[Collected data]
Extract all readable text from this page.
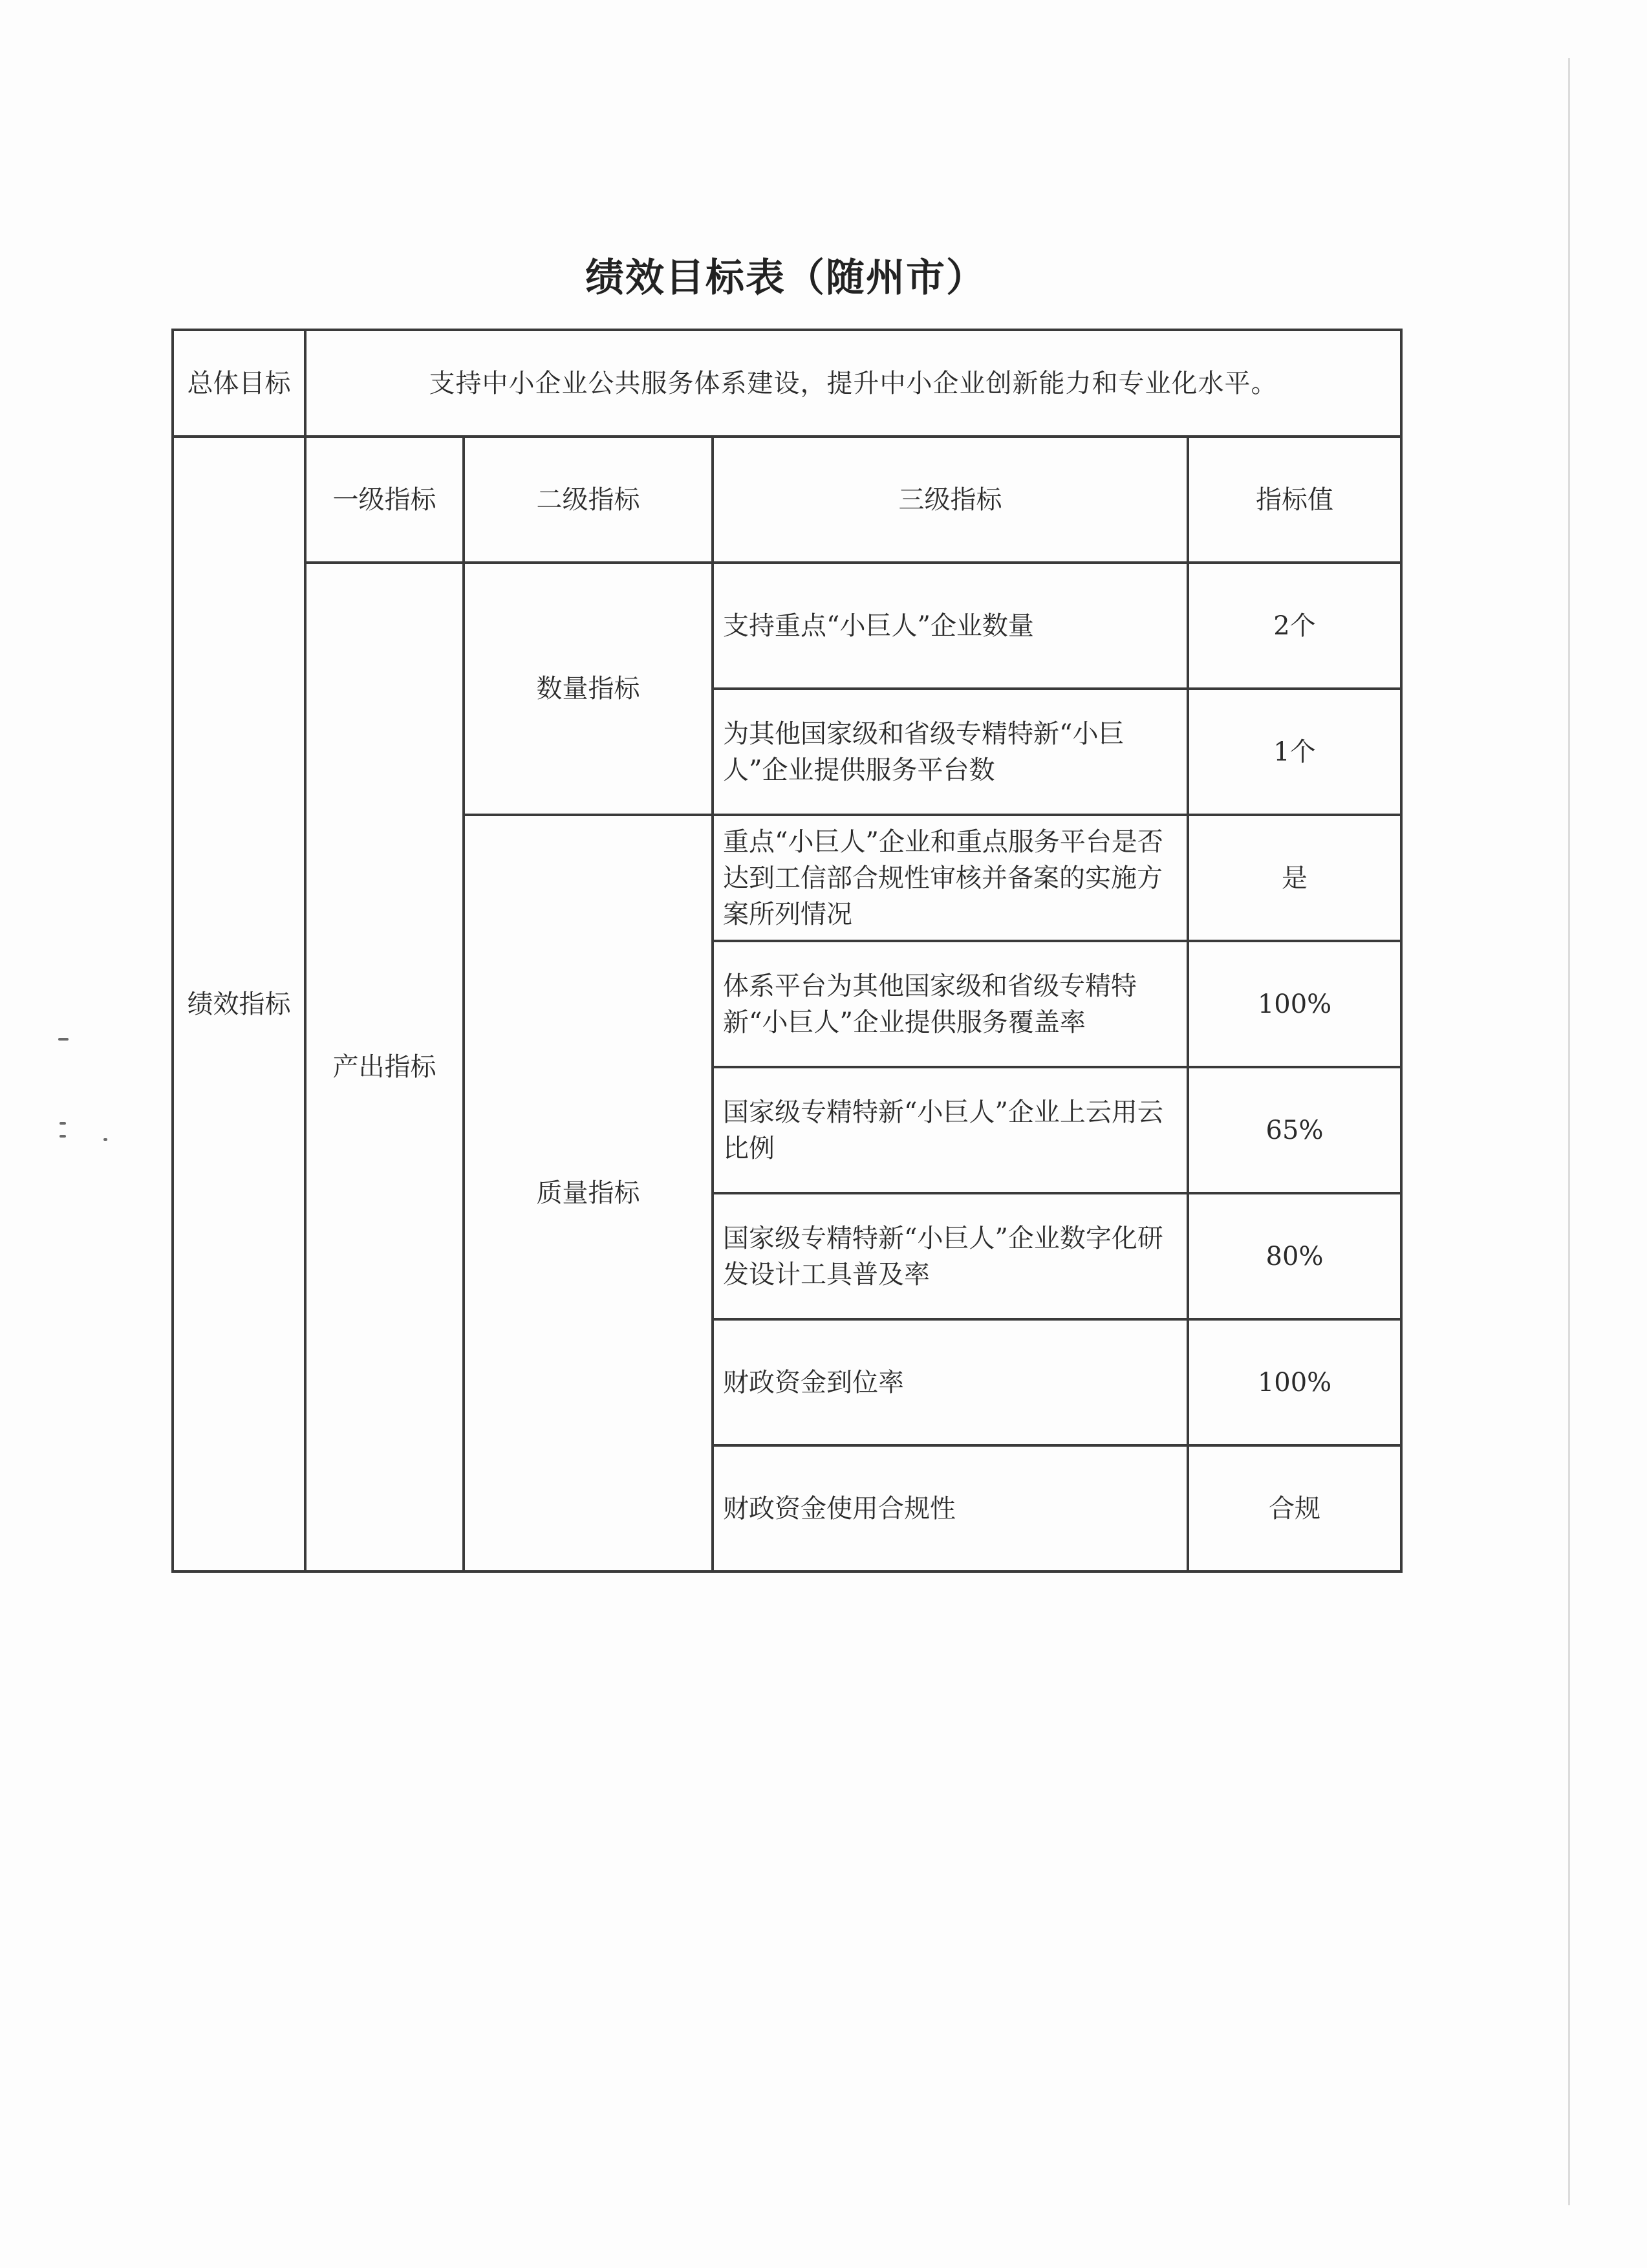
绩效目标表（随州市）
总体目标	支持中小企业公共服务体系建设，提升中小企业创新能力和专业化水平。			
绩效指标	一级指标	二级指标	三级指标	指标值
	产出指标	数量指标	支持重点“小巨人”企业数量	2个
			为其他国家级和省级专精特新“小巨人”企业提供服务平台数	1个
		质量指标	重点“小巨人”企业和重点服务平台是否达到工信部合规性审核并备案的实施方案所列情况	是
			体系平台为其他国家级和省级专精特新“小巨人”企业提供服务覆盖率	100%
			国家级专精特新“小巨人”企业上云用云比例	65%
			国家级专精特新“小巨人”企业数字化研发设计工具普及率	80%
			财政资金到位率	100%
			财政资金使用合规性	合规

Set exercise :: Print all the records again exactly; do not include any picture.

Exercise solution ::
Extract all readable text from this page.
绩效目标表（随州市）
总体目标	支持中小企业公共服务体系建设，提升中小企业创新能力和专业化水平。			
绩效指标	一级指标	二级指标	三级指标	指标值
	产出指标	数量指标	支持重点“小巨人”企业数量	2个
			为其他国家级和省级专精特新“小巨人”企业提供服务平台数	1个
		质量指标	重点“小巨人”企业和重点服务平台是否达到工信部合规性审核并备案的实施方案所列情况	是
			体系平台为其他国家级和省级专精特新“小巨人”企业提供服务覆盖率	100%
			国家级专精特新“小巨人”企业上云用云比例	65%
			国家级专精特新“小巨人”企业数字化研发设计工具普及率	80%
			财政资金到位率	100%
			财政资金使用合规性	合规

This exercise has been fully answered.